Start of Input
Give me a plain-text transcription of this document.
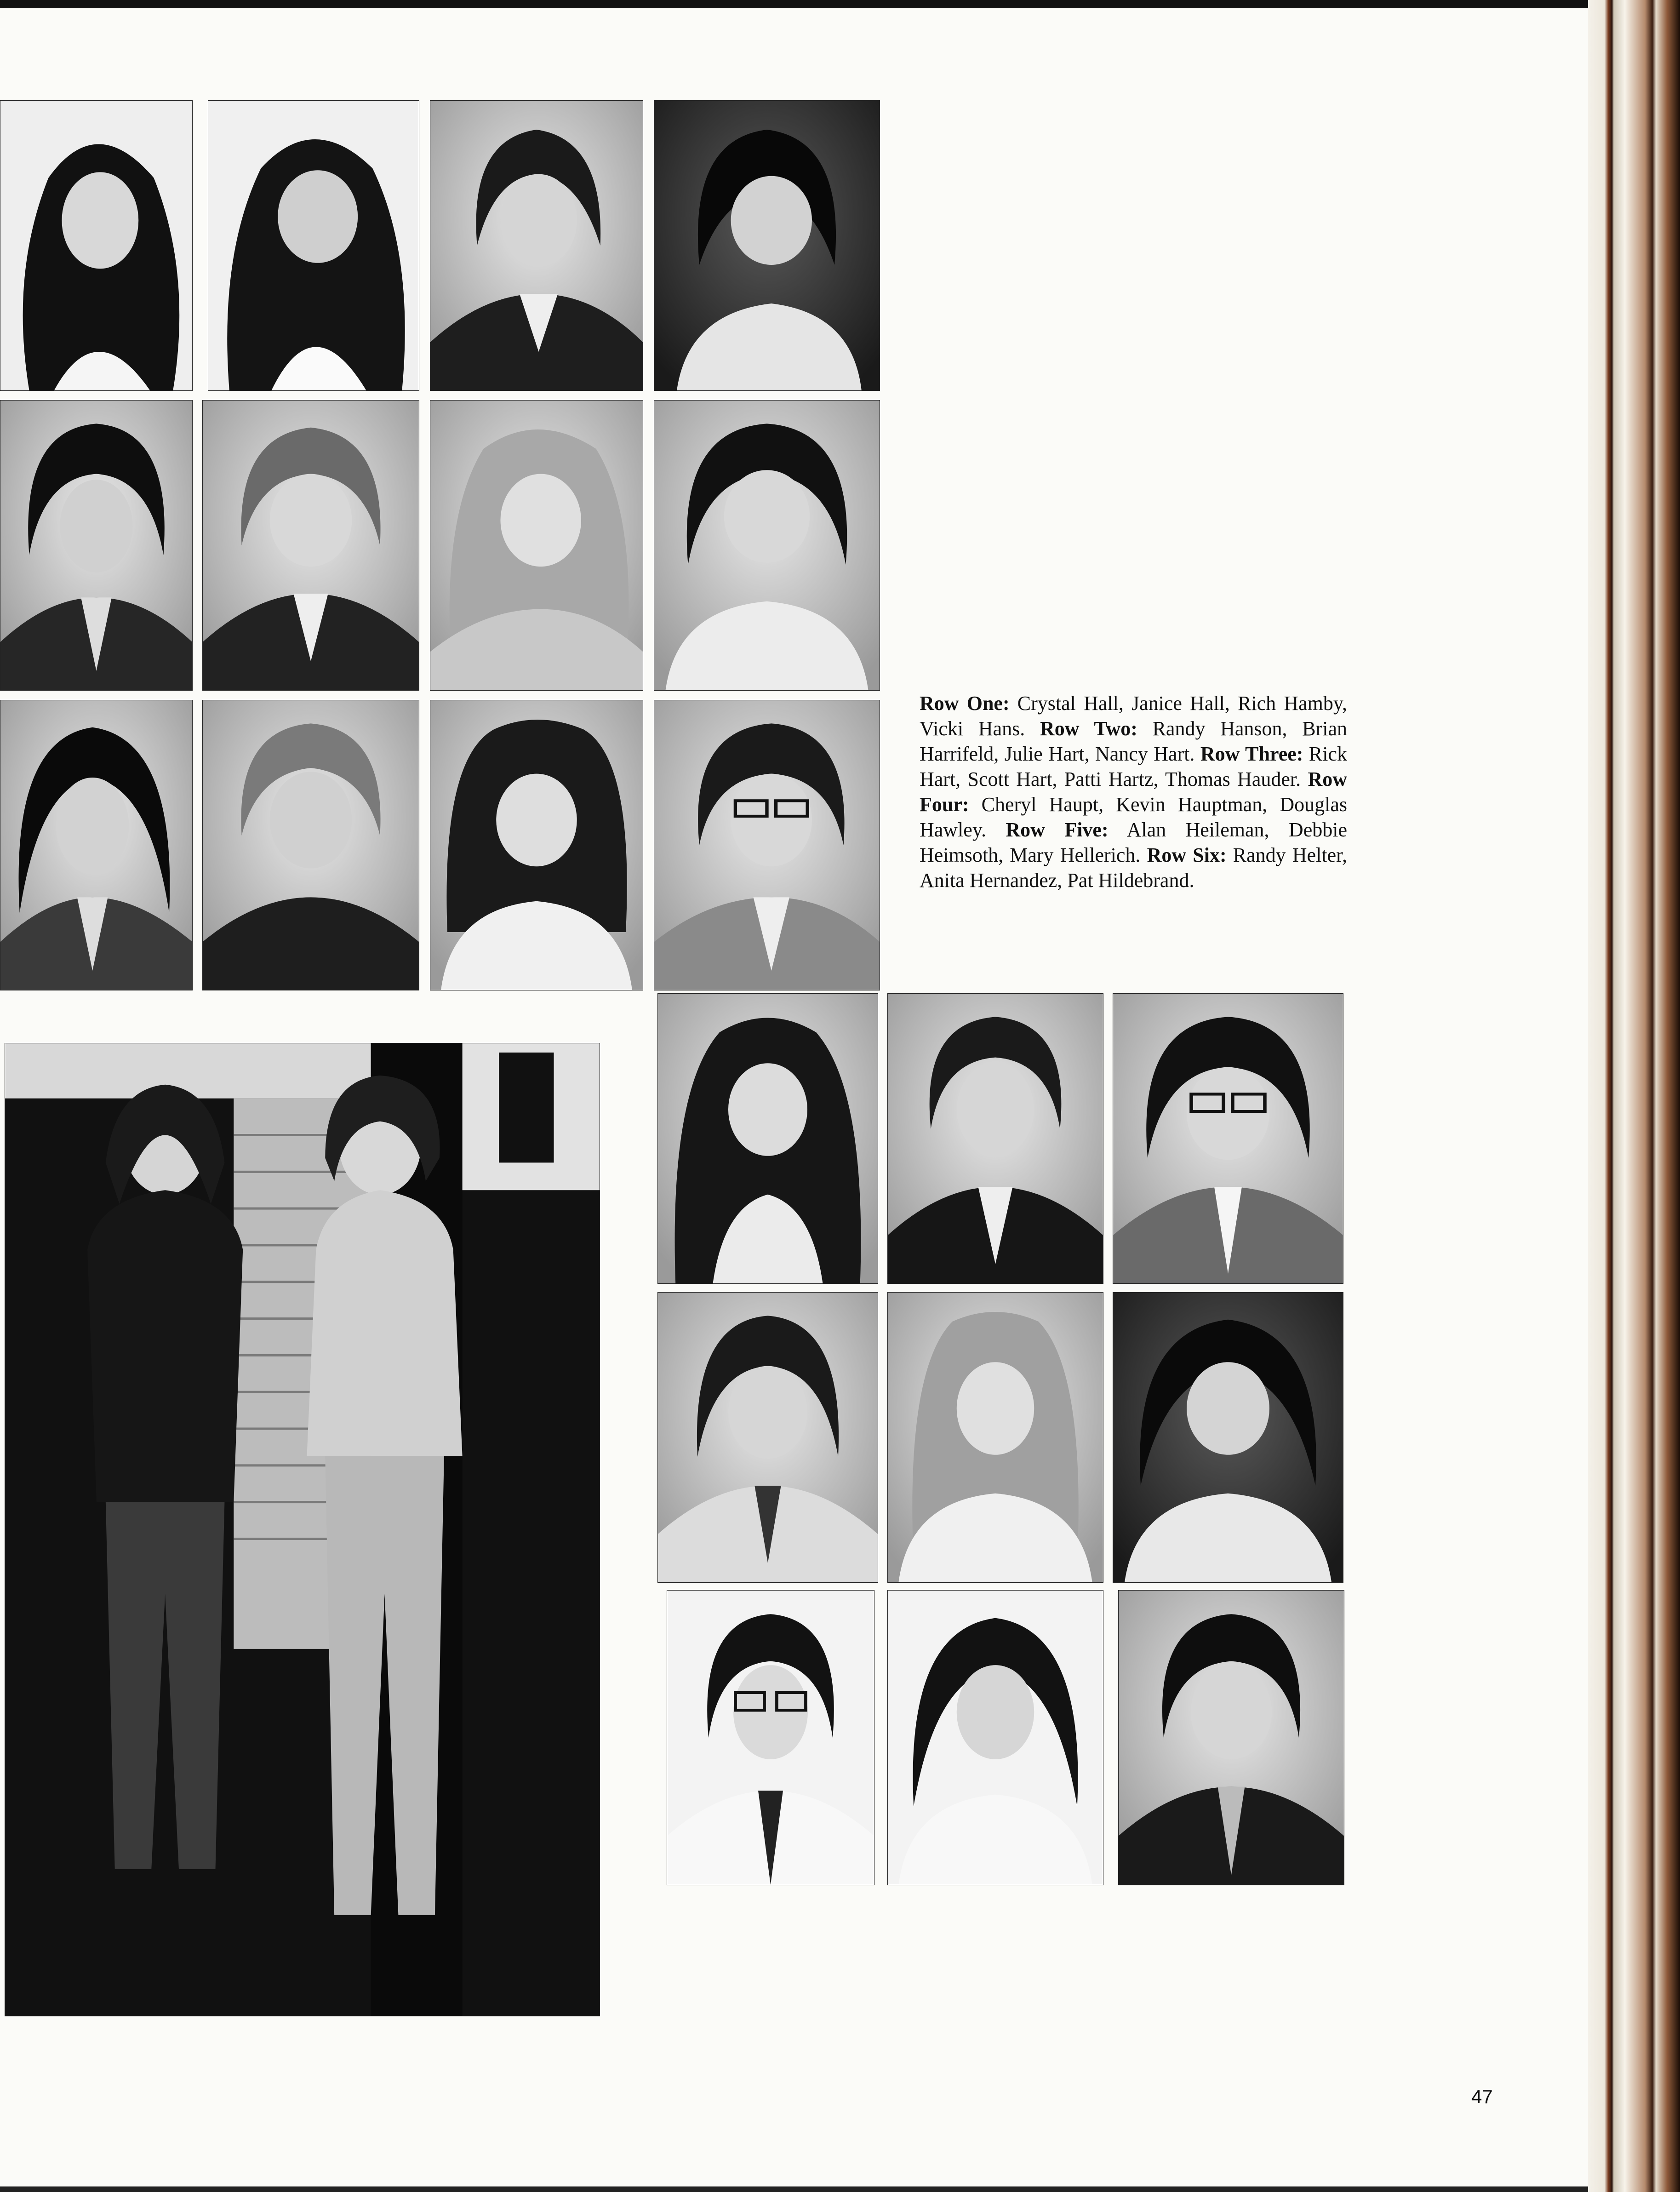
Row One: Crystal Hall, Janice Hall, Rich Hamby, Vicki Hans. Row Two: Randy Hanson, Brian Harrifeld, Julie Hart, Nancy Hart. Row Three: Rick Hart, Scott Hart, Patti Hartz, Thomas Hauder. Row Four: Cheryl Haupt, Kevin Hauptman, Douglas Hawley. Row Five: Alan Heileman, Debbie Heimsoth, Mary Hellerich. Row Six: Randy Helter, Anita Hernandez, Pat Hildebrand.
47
End of Input
Start of Input
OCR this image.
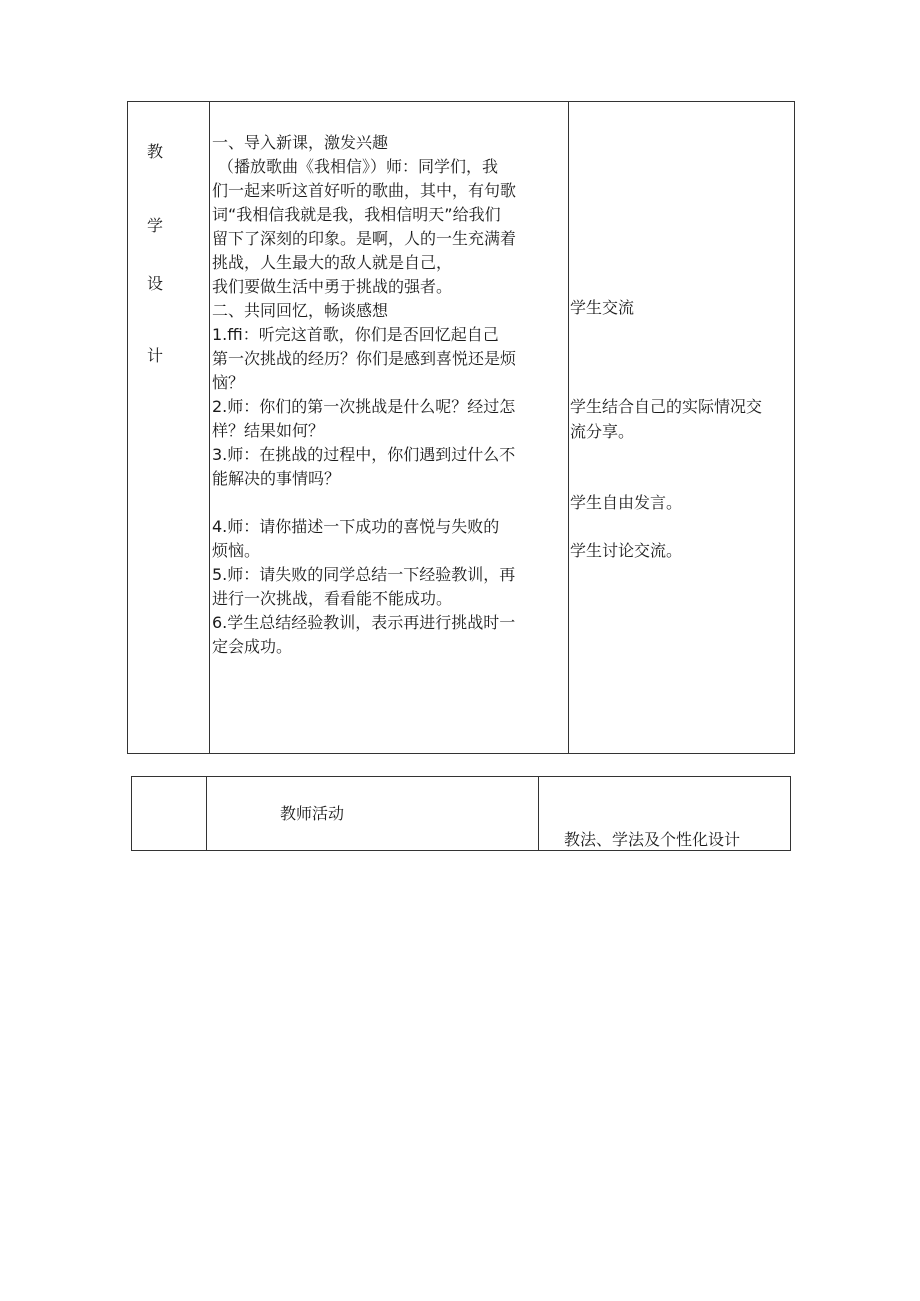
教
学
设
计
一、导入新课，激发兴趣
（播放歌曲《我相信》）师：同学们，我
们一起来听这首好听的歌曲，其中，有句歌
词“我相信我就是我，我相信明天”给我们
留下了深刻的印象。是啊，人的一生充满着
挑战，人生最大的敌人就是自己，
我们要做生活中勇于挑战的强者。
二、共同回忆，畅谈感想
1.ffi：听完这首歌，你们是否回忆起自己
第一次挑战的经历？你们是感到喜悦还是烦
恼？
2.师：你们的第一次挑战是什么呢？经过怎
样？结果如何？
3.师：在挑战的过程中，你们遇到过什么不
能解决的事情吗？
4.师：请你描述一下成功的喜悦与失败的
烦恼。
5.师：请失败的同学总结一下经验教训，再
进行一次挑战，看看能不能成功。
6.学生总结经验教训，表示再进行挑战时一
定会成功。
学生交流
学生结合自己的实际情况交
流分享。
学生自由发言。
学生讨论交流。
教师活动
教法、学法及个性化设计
End of Input
Work to do: Give the number of lines in the records that contain the string "this", and nothing besides.

Written answer: 2